> [Task details] Give the entries back exactly, dropping each image.

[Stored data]
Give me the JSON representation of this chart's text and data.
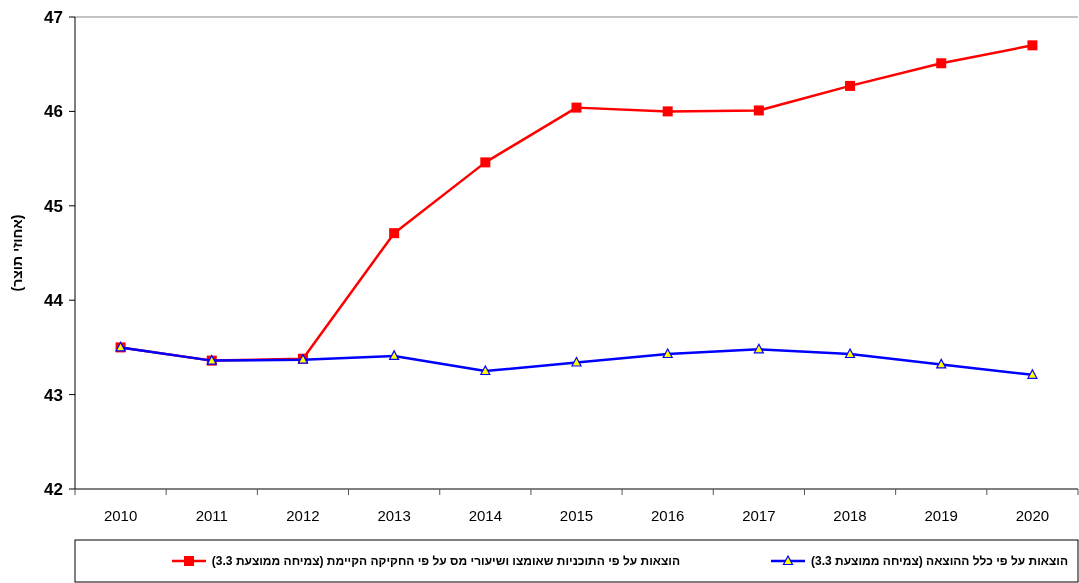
{
  "chart_data": {
    "type": "line",
    "ylabel": "(אחוזי תוצר)",
    "categories": [
      "2010",
      "2011",
      "2012",
      "2013",
      "2014",
      "2015",
      "2016",
      "2017",
      "2018",
      "2019",
      "2020"
    ],
    "ylim": [
      42,
      47
    ],
    "yticks": [
      42,
      43,
      44,
      45,
      46,
      47
    ],
    "grid": false,
    "legend": "bottom",
    "line_style": "solid",
    "series": [
      {
        "name": "הוצאות על פי התוכניות שאומצו ושיעורי מס על פי החקיקה הקיימת (צמיחה ממוצעת 3.3)",
        "color": "#ff0000",
        "marker": "square",
        "values": [
          43.5,
          43.36,
          43.38,
          44.71,
          45.46,
          46.04,
          46.0,
          46.01,
          46.27,
          46.51,
          46.7
        ]
      },
      {
        "name": "הוצאות על פי כלל ההוצאה (צמיחה ממוצעת 3.3)",
        "color": "#0000ff",
        "marker": "triangle",
        "values": [
          43.5,
          43.36,
          43.37,
          43.41,
          43.25,
          43.34,
          43.43,
          43.48,
          43.43,
          43.32,
          43.21
        ]
      }
    ]
  }
}
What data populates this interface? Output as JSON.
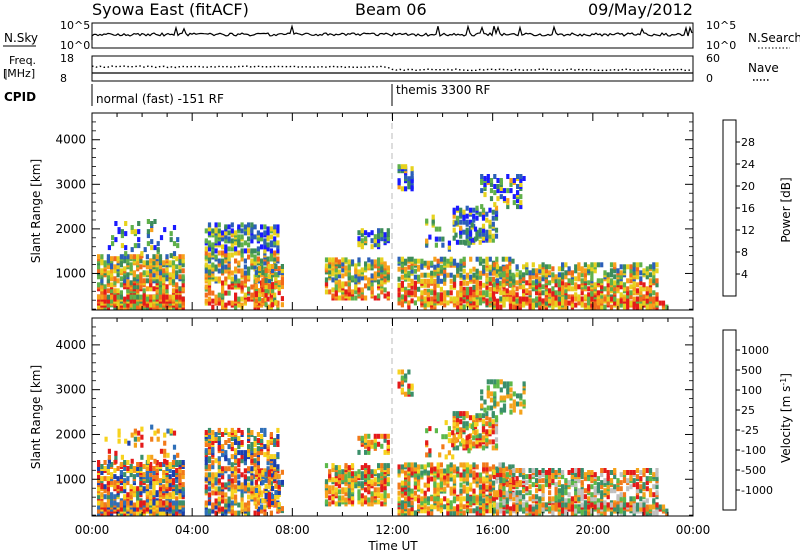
{
  "header": {
    "station": "Syowa East (fitACF)",
    "beam": "Beam 06",
    "date": "09/May/2012"
  },
  "side_labels": {
    "nsky": "N.Sky",
    "freq": "Freq.",
    "freq_unit": "[MHz]",
    "cpid": "CPID",
    "nsearch": "N.Search",
    "nave": "Nave"
  },
  "top_ticks": {
    "nsky_left_top": "10^5",
    "nsky_left_bottom": "10^0",
    "nsky_right_top": "10^5",
    "nsky_right_bottom": "10^0",
    "freq_left_top": "18",
    "freq_left_bottom": "8",
    "nave_right_top": "60",
    "nave_right_bottom": "0"
  },
  "cpid_segments": [
    {
      "label": "normal (fast) -151 RF",
      "start_hour": 0
    },
    {
      "label": "themis 3300 RF",
      "start_hour": 12
    }
  ],
  "x_axis_label": "Time UT",
  "colorbars": {
    "power": {
      "label": "Power [dB]",
      "ticks": [
        "4",
        "8",
        "12",
        "16",
        "20",
        "24",
        "28"
      ],
      "colors": [
        "#1a1aff",
        "#2b5fb8",
        "#3c8c5a",
        "#5fb04a",
        "#e6d21e",
        "#f7a11b",
        "#f26a1a",
        "#e41a1a"
      ]
    },
    "velocity": {
      "label": "Velocity [m s",
      "label_sup": "-1",
      "label_end": "]",
      "ticks": [
        "1000",
        "500",
        "100",
        "25",
        "-25",
        "-100",
        "-500",
        "-1000"
      ],
      "colors": [
        "#1a3fb0",
        "#2f6fb8",
        "#3a8f6a",
        "#5cb84a",
        "#c0c0c0",
        "#f7d31e",
        "#f5a21a",
        "#f27a1a",
        "#e41a1a"
      ]
    }
  },
  "chart_data": [
    {
      "type": "heatmap",
      "name": "Power [dB]",
      "xlabel": "Time UT",
      "ylabel": "Slant Range [km]",
      "x_ticks": [
        "00:00",
        "04:00",
        "08:00",
        "12:00",
        "16:00",
        "20:00",
        "00:00"
      ],
      "x_range_hours": [
        0,
        24
      ],
      "y_ticks": [
        1000,
        2000,
        3000,
        4000
      ],
      "ylim": [
        180,
        4600
      ],
      "clim": [
        0,
        30
      ]
    },
    {
      "type": "heatmap",
      "name": "Velocity [m s-1]",
      "xlabel": "Time UT",
      "ylabel": "Slant Range [km]",
      "x_ticks": [
        "00:00",
        "04:00",
        "08:00",
        "12:00",
        "16:00",
        "20:00",
        "00:00"
      ],
      "x_range_hours": [
        0,
        24
      ],
      "y_ticks": [
        1000,
        2000,
        3000,
        4000
      ],
      "ylim": [
        180,
        4600
      ],
      "clim": [
        -1000,
        1000
      ]
    }
  ]
}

> [Worked answer]
Give me the JSON representation of this chart's text and data.
{
  "chart_data": {
    "type": "line",
    "ylabel": "(אחוזי תוצר)",
    "categories": [
      "2010",
      "2011",
      "2012",
      "2013",
      "2014",
      "2015",
      "2016",
      "2017",
      "2018",
      "2019",
      "2020"
    ],
    "ylim": [
      42,
      47
    ],
    "yticks": [
      42,
      43,
      44,
      45,
      46,
      47
    ],
    "grid": false,
    "legend": "bottom",
    "line_style": "solid",
    "series": [
      {
        "name": "הוצאות על פי התוכניות שאומצו ושיעורי מס על פי החקיקה הקיימת (צמיחה ממוצעת 3.3)",
        "color": "#ff0000",
        "marker": "square",
        "values": [
          43.5,
          43.36,
          43.38,
          44.71,
          45.46,
          46.04,
          46.0,
          46.01,
          46.27,
          46.51,
          46.7
        ]
      },
      {
        "name": "הוצאות על פי כלל ההוצאה (צמיחה ממוצעת 3.3)",
        "color": "#0000ff",
        "marker": "triangle",
        "values": [
          43.5,
          43.36,
          43.37,
          43.41,
          43.25,
          43.34,
          43.43,
          43.48,
          43.43,
          43.32,
          43.21
        ]
      }
    ]
  }
}
What data populates this interface? Output as JSON.
{
  "header": {
    "station": "Syowa East (fitACF)",
    "beam": "Beam 06",
    "date": "09/May/2012"
  },
  "side_labels": {
    "nsky": "N.Sky",
    "freq": "Freq.",
    "freq_unit": "[MHz]",
    "cpid": "CPID",
    "nsearch": "N.Search",
    "nave": "Nave"
  },
  "top_ticks": {
    "nsky_left_top": "10^5",
    "nsky_left_bottom": "10^0",
    "nsky_right_top": "10^5",
    "nsky_right_bottom": "10^0",
    "freq_left_top": "18",
    "freq_left_bottom": "8",
    "nave_right_top": "60",
    "nave_right_bottom": "0"
  },
  "cpid_segments": [
    {
      "label": "normal (fast) -151 RF",
      "start_hour": 0
    },
    {
      "label": "themis 3300 RF",
      "start_hour": 12
    }
  ],
  "x_axis_label": "Time UT",
  "colorbars": {
    "power": {
      "label": "Power [dB]",
      "ticks": [
        "4",
        "8",
        "12",
        "16",
        "20",
        "24",
        "28"
      ],
      "colors": [
        "#1a1aff",
        "#2b5fb8",
        "#3c8c5a",
        "#5fb04a",
        "#e6d21e",
        "#f7a11b",
        "#f26a1a",
        "#e41a1a"
      ]
    },
    "velocity": {
      "label": "Velocity [m s",
      "label_sup": "-1",
      "label_end": "]",
      "ticks": [
        "1000",
        "500",
        "100",
        "25",
        "-25",
        "-100",
        "-500",
        "-1000"
      ],
      "colors": [
        "#1a3fb0",
        "#2f6fb8",
        "#3a8f6a",
        "#5cb84a",
        "#c0c0c0",
        "#f7d31e",
        "#f5a21a",
        "#f27a1a",
        "#e41a1a"
      ]
    }
  },
  "chart_data": [
    {
      "type": "heatmap",
      "name": "Power [dB]",
      "xlabel": "Time UT",
      "ylabel": "Slant Range [km]",
      "x_ticks": [
        "00:00",
        "04:00",
        "08:00",
        "12:00",
        "16:00",
        "20:00",
        "00:00"
      ],
      "x_range_hours": [
        0,
        24
      ],
      "y_ticks": [
        1000,
        2000,
        3000,
        4000
      ],
      "ylim": [
        180,
        4600
      ],
      "clim": [
        0,
        30
      ]
    },
    {
      "type": "heatmap",
      "name": "Velocity [m s-1]",
      "xlabel": "Time UT",
      "ylabel": "Slant Range [km]",
      "x_ticks": [
        "00:00",
        "04:00",
        "08:00",
        "12:00",
        "16:00",
        "20:00",
        "00:00"
      ],
      "x_range_hours": [
        0,
        24
      ],
      "y_ticks": [
        1000,
        2000,
        3000,
        4000
      ],
      "ylim": [
        180,
        4600
      ],
      "clim": [
        -1000,
        1000
      ]
    }
  ]
}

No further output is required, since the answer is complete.